Exercise goal
From the entries below, extract every line that includes the word "name".
— BEGIN —
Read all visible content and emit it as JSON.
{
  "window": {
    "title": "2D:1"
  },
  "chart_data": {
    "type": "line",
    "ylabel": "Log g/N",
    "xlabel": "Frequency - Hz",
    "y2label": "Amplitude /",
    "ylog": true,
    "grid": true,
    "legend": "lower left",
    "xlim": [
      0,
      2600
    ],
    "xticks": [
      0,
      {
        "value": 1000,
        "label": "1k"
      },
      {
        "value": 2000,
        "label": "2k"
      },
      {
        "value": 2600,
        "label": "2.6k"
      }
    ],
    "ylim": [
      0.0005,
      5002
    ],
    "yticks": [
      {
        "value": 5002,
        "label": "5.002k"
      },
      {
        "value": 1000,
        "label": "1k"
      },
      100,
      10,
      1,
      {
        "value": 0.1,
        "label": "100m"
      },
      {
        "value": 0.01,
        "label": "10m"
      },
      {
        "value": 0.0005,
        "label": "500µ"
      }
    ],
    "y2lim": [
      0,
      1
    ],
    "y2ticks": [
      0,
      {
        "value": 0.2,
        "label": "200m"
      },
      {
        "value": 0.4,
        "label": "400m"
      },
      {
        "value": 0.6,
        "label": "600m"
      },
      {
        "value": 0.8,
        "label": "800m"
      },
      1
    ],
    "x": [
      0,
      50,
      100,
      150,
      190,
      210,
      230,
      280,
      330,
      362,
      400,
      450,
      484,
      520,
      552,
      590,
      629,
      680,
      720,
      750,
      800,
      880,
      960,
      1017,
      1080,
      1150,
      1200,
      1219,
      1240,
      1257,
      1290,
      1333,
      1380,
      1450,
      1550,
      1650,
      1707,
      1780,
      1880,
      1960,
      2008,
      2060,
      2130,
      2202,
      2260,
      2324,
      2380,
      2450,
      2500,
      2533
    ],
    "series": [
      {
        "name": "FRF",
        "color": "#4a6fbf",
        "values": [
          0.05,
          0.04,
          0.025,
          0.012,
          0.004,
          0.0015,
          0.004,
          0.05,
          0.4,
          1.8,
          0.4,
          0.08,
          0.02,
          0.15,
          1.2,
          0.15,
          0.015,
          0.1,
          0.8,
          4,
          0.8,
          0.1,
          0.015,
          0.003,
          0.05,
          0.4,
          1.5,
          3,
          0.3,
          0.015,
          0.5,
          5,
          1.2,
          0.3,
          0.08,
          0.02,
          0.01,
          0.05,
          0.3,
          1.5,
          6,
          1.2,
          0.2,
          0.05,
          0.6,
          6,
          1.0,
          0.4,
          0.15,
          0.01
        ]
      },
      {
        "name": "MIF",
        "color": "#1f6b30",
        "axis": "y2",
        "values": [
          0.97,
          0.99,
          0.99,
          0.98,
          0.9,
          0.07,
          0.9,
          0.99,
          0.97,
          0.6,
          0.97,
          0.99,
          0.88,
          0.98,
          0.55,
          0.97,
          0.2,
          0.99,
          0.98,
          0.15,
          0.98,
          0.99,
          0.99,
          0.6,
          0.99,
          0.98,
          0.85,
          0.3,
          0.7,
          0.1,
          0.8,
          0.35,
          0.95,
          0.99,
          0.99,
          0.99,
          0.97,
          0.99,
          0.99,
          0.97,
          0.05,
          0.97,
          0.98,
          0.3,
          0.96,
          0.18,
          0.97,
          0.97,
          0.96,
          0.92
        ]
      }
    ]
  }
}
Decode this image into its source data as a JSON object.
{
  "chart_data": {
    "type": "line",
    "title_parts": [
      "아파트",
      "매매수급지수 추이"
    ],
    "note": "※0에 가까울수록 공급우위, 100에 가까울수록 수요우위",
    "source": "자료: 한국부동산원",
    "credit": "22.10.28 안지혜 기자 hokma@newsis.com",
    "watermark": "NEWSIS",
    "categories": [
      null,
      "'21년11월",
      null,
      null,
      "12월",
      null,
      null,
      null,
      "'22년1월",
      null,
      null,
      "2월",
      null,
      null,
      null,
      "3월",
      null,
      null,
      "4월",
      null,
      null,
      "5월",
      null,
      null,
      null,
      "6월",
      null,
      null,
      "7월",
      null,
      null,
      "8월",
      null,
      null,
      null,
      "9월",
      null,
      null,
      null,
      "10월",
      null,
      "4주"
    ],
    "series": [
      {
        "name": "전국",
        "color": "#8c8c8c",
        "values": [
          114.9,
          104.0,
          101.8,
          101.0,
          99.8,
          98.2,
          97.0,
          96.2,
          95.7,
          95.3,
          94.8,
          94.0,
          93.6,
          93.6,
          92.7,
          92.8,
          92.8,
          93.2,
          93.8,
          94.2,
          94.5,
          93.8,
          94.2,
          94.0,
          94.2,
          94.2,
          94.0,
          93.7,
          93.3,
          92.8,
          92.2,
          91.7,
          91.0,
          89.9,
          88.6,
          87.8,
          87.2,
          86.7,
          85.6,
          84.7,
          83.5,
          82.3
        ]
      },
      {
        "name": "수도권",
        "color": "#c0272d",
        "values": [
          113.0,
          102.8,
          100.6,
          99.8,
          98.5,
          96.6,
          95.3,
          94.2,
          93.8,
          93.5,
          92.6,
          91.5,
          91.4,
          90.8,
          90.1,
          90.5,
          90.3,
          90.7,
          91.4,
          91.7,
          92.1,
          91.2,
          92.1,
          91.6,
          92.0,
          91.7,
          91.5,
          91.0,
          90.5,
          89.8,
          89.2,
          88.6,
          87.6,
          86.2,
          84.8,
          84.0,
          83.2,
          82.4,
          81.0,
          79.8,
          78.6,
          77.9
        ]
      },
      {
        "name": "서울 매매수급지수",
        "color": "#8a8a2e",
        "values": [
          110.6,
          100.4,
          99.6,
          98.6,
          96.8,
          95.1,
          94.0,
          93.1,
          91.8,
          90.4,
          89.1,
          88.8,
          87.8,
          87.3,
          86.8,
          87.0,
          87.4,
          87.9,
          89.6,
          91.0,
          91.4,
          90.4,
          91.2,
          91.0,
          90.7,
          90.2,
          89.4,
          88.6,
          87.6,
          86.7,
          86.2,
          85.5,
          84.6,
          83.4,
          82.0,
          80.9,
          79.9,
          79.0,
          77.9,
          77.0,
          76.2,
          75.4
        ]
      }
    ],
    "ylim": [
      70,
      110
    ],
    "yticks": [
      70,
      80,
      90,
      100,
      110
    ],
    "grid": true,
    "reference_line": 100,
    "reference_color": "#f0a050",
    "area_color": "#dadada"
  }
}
— END —
Response to this task
        "name": "FRF",
        "name": "MIF",
        "name": "전국",
        "name": "수도권",
        "name": "서울 매매수급지수",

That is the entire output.